Job |
Set down each record exactly as written.

Dataset content |
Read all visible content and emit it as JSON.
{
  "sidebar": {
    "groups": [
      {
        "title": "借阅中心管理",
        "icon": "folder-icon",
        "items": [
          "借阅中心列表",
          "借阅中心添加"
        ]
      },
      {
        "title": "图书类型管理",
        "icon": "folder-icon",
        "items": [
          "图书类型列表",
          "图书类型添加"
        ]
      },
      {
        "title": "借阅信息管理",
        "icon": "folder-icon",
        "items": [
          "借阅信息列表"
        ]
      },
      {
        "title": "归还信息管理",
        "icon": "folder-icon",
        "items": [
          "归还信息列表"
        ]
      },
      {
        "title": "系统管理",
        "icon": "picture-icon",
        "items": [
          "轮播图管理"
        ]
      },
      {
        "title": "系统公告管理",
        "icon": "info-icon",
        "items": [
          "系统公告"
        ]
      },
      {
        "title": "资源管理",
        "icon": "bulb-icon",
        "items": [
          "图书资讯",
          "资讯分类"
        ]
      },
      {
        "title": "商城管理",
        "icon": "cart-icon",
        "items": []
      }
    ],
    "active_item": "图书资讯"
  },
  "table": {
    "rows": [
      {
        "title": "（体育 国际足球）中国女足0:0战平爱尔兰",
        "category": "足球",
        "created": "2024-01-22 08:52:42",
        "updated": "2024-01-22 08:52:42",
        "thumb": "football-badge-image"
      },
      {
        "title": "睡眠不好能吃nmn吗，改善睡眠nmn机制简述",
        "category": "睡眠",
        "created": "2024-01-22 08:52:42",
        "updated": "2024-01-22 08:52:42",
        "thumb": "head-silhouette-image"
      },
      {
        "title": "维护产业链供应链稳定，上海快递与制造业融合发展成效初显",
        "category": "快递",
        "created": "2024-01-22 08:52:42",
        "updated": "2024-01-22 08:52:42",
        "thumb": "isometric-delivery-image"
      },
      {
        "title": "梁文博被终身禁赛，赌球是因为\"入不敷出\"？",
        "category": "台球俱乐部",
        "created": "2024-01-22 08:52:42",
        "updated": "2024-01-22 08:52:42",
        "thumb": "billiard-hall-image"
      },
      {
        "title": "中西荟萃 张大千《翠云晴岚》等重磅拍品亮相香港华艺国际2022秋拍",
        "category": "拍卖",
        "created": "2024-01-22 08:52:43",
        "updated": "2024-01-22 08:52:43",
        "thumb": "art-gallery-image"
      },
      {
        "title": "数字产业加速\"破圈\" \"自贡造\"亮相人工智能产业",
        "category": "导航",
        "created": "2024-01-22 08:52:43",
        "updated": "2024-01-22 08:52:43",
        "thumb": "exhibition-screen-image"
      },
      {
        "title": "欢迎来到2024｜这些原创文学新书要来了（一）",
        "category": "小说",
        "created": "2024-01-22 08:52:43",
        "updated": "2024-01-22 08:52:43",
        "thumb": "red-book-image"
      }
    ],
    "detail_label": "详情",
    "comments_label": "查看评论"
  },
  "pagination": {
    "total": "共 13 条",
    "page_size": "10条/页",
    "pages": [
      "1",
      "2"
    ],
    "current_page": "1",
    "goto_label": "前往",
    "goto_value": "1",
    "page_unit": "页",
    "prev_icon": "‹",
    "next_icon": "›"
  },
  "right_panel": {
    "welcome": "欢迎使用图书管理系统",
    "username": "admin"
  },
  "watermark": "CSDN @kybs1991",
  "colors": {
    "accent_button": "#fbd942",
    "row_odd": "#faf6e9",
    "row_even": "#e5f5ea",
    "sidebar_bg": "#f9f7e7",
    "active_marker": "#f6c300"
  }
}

Worked answer |
Read all visible content and emit it as JSON.
{
  "sidebar": {
    "groups": [
      {
        "title": "借阅中心管理",
        "icon": "folder-icon",
        "items": [
          "借阅中心列表",
          "借阅中心添加"
        ]
      },
      {
        "title": "图书类型管理",
        "icon": "folder-icon",
        "items": [
          "图书类型列表",
          "图书类型添加"
        ]
      },
      {
        "title": "借阅信息管理",
        "icon": "folder-icon",
        "items": [
          "借阅信息列表"
        ]
      },
      {
        "title": "归还信息管理",
        "icon": "folder-icon",
        "items": [
          "归还信息列表"
        ]
      },
      {
        "title": "系统管理",
        "icon": "picture-icon",
        "items": [
          "轮播图管理"
        ]
      },
      {
        "title": "系统公告管理",
        "icon": "info-icon",
        "items": [
          "系统公告"
        ]
      },
      {
        "title": "资源管理",
        "icon": "bulb-icon",
        "items": [
          "图书资讯",
          "资讯分类"
        ]
      },
      {
        "title": "商城管理",
        "icon": "cart-icon",
        "items": []
      }
    ],
    "active_item": "图书资讯"
  },
  "table": {
    "rows": [
      {
        "title": "（体育 国际足球）中国女足0:0战平爱尔兰",
        "category": "足球",
        "created": "2024-01-22 08:52:42",
        "updated": "2024-01-22 08:52:42",
        "thumb": "football-badge-image"
      },
      {
        "title": "睡眠不好能吃nmn吗，改善睡眠nmn机制简述",
        "category": "睡眠",
        "created": "2024-01-22 08:52:42",
        "updated": "2024-01-22 08:52:42",
        "thumb": "head-silhouette-image"
      },
      {
        "title": "维护产业链供应链稳定，上海快递与制造业融合发展成效初显",
        "category": "快递",
        "created": "2024-01-22 08:52:42",
        "updated": "2024-01-22 08:52:42",
        "thumb": "isometric-delivery-image"
      },
      {
        "title": "梁文博被终身禁赛，赌球是因为\"入不敷出\"？",
        "category": "台球俱乐部",
        "created": "2024-01-22 08:52:42",
        "updated": "2024-01-22 08:52:42",
        "thumb": "billiard-hall-image"
      },
      {
        "title": "中西荟萃 张大千《翠云晴岚》等重磅拍品亮相香港华艺国际2022秋拍",
        "category": "拍卖",
        "created": "2024-01-22 08:52:43",
        "updated": "2024-01-22 08:52:43",
        "thumb": "art-gallery-image"
      },
      {
        "title": "数字产业加速\"破圈\" \"自贡造\"亮相人工智能产业",
        "category": "导航",
        "created": "2024-01-22 08:52:43",
        "updated": "2024-01-22 08:52:43",
        "thumb": "exhibition-screen-image"
      },
      {
        "title": "欢迎来到2024｜这些原创文学新书要来了（一）",
        "category": "小说",
        "created": "2024-01-22 08:52:43",
        "updated": "2024-01-22 08:52:43",
        "thumb": "red-book-image"
      }
    ],
    "detail_label": "详情",
    "comments_label": "查看评论"
  },
  "pagination": {
    "total": "共 13 条",
    "page_size": "10条/页",
    "pages": [
      "1",
      "2"
    ],
    "current_page": "1",
    "goto_label": "前往",
    "goto_value": "1",
    "page_unit": "页",
    "prev_icon": "‹",
    "next_icon": "›"
  },
  "right_panel": {
    "welcome": "欢迎使用图书管理系统",
    "username": "admin"
  },
  "watermark": "CSDN @kybs1991",
  "colors": {
    "accent_button": "#fbd942",
    "row_odd": "#faf6e9",
    "row_even": "#e5f5ea",
    "sidebar_bg": "#f9f7e7",
    "active_marker": "#f6c300"
  }
}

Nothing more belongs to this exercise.